■ Extracted records
____________________

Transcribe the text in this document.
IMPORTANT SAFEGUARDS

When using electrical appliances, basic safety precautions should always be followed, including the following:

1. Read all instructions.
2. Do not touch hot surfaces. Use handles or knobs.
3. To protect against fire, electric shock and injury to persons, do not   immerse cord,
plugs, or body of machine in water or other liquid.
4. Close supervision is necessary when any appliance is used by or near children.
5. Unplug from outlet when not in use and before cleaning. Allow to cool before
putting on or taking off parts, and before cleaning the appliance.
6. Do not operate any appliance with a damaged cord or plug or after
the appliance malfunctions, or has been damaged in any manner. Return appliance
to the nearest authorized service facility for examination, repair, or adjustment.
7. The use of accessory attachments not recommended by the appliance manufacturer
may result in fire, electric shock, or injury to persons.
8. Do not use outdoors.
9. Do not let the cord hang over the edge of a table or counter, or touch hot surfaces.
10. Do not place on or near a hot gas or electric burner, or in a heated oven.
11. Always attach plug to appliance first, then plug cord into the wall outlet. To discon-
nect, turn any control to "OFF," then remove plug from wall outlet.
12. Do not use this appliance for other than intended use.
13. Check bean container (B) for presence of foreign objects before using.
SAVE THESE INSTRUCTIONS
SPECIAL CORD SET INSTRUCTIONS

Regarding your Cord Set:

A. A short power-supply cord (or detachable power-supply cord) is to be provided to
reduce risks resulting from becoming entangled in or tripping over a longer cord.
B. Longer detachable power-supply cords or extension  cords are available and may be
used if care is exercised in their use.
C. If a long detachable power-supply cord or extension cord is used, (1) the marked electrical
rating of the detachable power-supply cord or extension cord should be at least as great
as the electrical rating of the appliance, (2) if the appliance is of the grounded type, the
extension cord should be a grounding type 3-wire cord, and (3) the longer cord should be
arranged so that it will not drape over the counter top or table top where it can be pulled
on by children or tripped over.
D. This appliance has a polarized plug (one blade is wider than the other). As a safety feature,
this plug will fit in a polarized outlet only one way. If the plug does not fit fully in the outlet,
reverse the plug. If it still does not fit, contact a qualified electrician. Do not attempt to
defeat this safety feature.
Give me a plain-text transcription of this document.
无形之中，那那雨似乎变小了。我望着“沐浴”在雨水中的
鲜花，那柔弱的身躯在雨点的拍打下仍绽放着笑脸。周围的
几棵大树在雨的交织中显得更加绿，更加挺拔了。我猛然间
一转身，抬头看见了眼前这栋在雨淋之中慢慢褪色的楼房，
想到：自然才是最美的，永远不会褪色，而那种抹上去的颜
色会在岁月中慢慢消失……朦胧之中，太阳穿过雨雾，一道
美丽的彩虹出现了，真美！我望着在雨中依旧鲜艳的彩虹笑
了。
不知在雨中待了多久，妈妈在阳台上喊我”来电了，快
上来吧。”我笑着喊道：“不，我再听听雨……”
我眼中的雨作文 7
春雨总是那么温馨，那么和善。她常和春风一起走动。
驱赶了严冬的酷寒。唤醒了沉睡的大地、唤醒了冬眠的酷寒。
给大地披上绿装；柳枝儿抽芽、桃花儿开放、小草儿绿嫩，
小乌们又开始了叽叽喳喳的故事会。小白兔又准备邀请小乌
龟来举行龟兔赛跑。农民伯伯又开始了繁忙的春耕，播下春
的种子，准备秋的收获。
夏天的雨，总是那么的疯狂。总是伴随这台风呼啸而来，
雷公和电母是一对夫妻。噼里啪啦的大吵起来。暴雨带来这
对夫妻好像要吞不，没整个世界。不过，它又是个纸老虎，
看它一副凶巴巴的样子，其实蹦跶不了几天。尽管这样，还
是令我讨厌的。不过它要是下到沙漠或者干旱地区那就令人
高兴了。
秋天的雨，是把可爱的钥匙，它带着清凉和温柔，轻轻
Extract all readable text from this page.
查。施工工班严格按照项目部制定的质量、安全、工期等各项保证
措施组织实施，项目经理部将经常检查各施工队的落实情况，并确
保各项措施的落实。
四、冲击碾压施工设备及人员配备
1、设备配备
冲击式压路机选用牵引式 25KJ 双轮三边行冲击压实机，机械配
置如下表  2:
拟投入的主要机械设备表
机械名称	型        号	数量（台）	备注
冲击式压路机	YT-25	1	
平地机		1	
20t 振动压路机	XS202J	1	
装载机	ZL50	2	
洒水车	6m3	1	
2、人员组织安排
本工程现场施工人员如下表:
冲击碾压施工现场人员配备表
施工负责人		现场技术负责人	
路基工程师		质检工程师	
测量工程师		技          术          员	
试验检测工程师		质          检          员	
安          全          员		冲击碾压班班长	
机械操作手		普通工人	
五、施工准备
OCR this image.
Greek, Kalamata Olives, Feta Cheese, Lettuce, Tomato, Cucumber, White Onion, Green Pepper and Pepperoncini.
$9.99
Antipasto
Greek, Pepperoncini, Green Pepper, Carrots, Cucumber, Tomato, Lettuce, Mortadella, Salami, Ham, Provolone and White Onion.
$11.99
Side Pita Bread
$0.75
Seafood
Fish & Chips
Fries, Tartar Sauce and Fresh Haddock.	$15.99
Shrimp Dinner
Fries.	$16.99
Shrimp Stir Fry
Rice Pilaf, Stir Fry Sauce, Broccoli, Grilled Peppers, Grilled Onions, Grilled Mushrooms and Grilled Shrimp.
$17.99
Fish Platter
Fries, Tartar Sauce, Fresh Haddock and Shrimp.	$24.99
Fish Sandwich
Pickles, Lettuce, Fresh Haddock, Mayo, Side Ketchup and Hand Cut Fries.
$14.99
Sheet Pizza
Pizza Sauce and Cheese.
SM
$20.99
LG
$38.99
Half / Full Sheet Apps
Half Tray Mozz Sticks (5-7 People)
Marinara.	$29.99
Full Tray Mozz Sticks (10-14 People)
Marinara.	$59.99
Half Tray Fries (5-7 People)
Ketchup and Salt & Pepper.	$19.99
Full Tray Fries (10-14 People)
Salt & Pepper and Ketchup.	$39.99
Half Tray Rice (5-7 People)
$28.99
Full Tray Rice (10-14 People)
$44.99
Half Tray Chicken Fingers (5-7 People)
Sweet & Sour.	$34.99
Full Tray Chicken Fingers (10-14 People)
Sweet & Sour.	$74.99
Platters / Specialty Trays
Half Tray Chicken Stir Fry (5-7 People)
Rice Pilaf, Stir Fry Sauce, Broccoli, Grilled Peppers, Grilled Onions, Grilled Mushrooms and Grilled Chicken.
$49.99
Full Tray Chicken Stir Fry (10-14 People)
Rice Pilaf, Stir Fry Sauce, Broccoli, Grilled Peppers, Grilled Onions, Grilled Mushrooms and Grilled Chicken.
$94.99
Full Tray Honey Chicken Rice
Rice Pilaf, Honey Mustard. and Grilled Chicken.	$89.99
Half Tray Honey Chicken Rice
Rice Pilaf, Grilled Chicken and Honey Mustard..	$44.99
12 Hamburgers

____________________

Print every entry exactly as it appears.

■ EXERCISE ANSWER
Transcribe the text in this document.
IMPORTANT SAFEGUARDS

When using electrical appliances, basic safety precautions should always be followed, including the following:

1. Read all instructions.
2. Do not touch hot surfaces. Use handles or knobs.
3. To protect against fire, electric shock and injury to persons, do not   immerse cord,
plugs, or body of machine in water or other liquid.
4. Close supervision is necessary when any appliance is used by or near children.
5. Unplug from outlet when not in use and before cleaning. Allow to cool before
putting on or taking off parts, and before cleaning the appliance.
6. Do not operate any appliance with a damaged cord or plug or after
the appliance malfunctions, or has been damaged in any manner. Return appliance
to the nearest authorized service facility for examination, repair, or adjustment.
7. The use of accessory attachments not recommended by the appliance manufacturer
may result in fire, electric shock, or injury to persons.
8. Do not use outdoors.
9. Do not let the cord hang over the edge of a table or counter, or touch hot surfaces.
10. Do not place on or near a hot gas or electric burner, or in a heated oven.
11. Always attach plug to appliance first, then plug cord into the wall outlet. To discon-
nect, turn any control to "OFF," then remove plug from wall outlet.
12. Do not use this appliance for other than intended use.
13. Check bean container (B) for presence of foreign objects before using.
SAVE THESE INSTRUCTIONS
SPECIAL CORD SET INSTRUCTIONS

Regarding your Cord Set:

A. A short power-supply cord (or detachable power-supply cord) is to be provided to
reduce risks resulting from becoming entangled in or tripping over a longer cord.
B. Longer detachable power-supply cords or extension  cords are available and may be
used if care is exercised in their use.
C. If a long detachable power-supply cord or extension cord is used, (1) the marked electrical
rating of the detachable power-supply cord or extension cord should be at least as great
as the electrical rating of the appliance, (2) if the appliance is of the grounded type, the
extension cord should be a grounding type 3-wire cord, and (3) the longer cord should be
arranged so that it will not drape over the counter top or table top where it can be pulled
on by children or tripped over.
D. This appliance has a polarized plug (one blade is wider than the other). As a safety feature,
this plug will fit in a polarized outlet only one way. If the plug does not fit fully in the outlet,
reverse the plug. If it still does not fit, contact a qualified electrician. Do not attempt to
defeat this safety feature.
Give me a plain-text transcription of this document.
无形之中，那那雨似乎变小了。我望着“沐浴”在雨水中的
鲜花，那柔弱的身躯在雨点的拍打下仍绽放着笑脸。周围的
几棵大树在雨的交织中显得更加绿，更加挺拔了。我猛然间
一转身，抬头看见了眼前这栋在雨淋之中慢慢褪色的楼房，
想到：自然才是最美的，永远不会褪色，而那种抹上去的颜
色会在岁月中慢慢消失……朦胧之中，太阳穿过雨雾，一道
美丽的彩虹出现了，真美！我望着在雨中依旧鲜艳的彩虹笑
了。
不知在雨中待了多久，妈妈在阳台上喊我”来电了，快
上来吧。”我笑着喊道：“不，我再听听雨……”
我眼中的雨作文 7
春雨总是那么温馨，那么和善。她常和春风一起走动。
驱赶了严冬的酷寒。唤醒了沉睡的大地、唤醒了冬眠的酷寒。
给大地披上绿装；柳枝儿抽芽、桃花儿开放、小草儿绿嫩，
小乌们又开始了叽叽喳喳的故事会。小白兔又准备邀请小乌
龟来举行龟兔赛跑。农民伯伯又开始了繁忙的春耕，播下春
的种子，准备秋的收获。
夏天的雨，总是那么的疯狂。总是伴随这台风呼啸而来，
雷公和电母是一对夫妻。噼里啪啦的大吵起来。暴雨带来这
对夫妻好像要吞不，没整个世界。不过，它又是个纸老虎，
看它一副凶巴巴的样子，其实蹦跶不了几天。尽管这样，还
是令我讨厌的。不过它要是下到沙漠或者干旱地区那就令人
高兴了。
秋天的雨，是把可爱的钥匙，它带着清凉和温柔，轻轻
Extract all readable text from this page.
查。施工工班严格按照项目部制定的质量、安全、工期等各项保证
措施组织实施，项目经理部将经常检查各施工队的落实情况，并确
保各项措施的落实。
四、冲击碾压施工设备及人员配备
1、设备配备
冲击式压路机选用牵引式 25KJ 双轮三边行冲击压实机，机械配
置如下表  2:
拟投入的主要机械设备表
机械名称	型        号	数量（台）	备注
冲击式压路机	YT-25	1	
平地机		1	
20t 振动压路机	XS202J	1	
装载机	ZL50	2	
洒水车	6m3	1	
2、人员组织安排
本工程现场施工人员如下表:
冲击碾压施工现场人员配备表
施工负责人		现场技术负责人	
路基工程师		质检工程师	
测量工程师		技          术          员	
试验检测工程师		质          检          员	
安          全          员		冲击碾压班班长	
机械操作手		普通工人	
五、施工准备
OCR this image.
Greek, Kalamata Olives, Feta Cheese, Lettuce, Tomato, Cucumber, White Onion, Green Pepper and Pepperoncini.
$9.99
Antipasto
Greek, Pepperoncini, Green Pepper, Carrots, Cucumber, Tomato, Lettuce, Mortadella, Salami, Ham, Provolone and White Onion.
$11.99
Side Pita Bread
$0.75
Seafood
Fish & Chips
Fries, Tartar Sauce and Fresh Haddock.	$15.99
Shrimp Dinner
Fries.	$16.99
Shrimp Stir Fry
Rice Pilaf, Stir Fry Sauce, Broccoli, Grilled Peppers, Grilled Onions, Grilled Mushrooms and Grilled Shrimp.
$17.99
Fish Platter
Fries, Tartar Sauce, Fresh Haddock and Shrimp.	$24.99
Fish Sandwich
Pickles, Lettuce, Fresh Haddock, Mayo, Side Ketchup and Hand Cut Fries.
$14.99
Sheet Pizza
Pizza Sauce and Cheese.
SM
$20.99
LG
$38.99
Half / Full Sheet Apps
Half Tray Mozz Sticks (5-7 People)
Marinara.	$29.99
Full Tray Mozz Sticks (10-14 People)
Marinara.	$59.99
Half Tray Fries (5-7 People)
Ketchup and Salt & Pepper.	$19.99
Full Tray Fries (10-14 People)
Salt & Pepper and Ketchup.	$39.99
Half Tray Rice (5-7 People)
$28.99
Full Tray Rice (10-14 People)
$44.99
Half Tray Chicken Fingers (5-7 People)
Sweet & Sour.	$34.99
Full Tray Chicken Fingers (10-14 People)
Sweet & Sour.	$74.99
Platters / Specialty Trays
Half Tray Chicken Stir Fry (5-7 People)
Rice Pilaf, Stir Fry Sauce, Broccoli, Grilled Peppers, Grilled Onions, Grilled Mushrooms and Grilled Chicken.
$49.99
Full Tray Chicken Stir Fry (10-14 People)
Rice Pilaf, Stir Fry Sauce, Broccoli, Grilled Peppers, Grilled Onions, Grilled Mushrooms and Grilled Chicken.
$94.99
Full Tray Honey Chicken Rice
Rice Pilaf, Honey Mustard. and Grilled Chicken.	$89.99
Half Tray Honey Chicken Rice
Rice Pilaf, Grilled Chicken and Honey Mustard..	$44.99
12 Hamburgers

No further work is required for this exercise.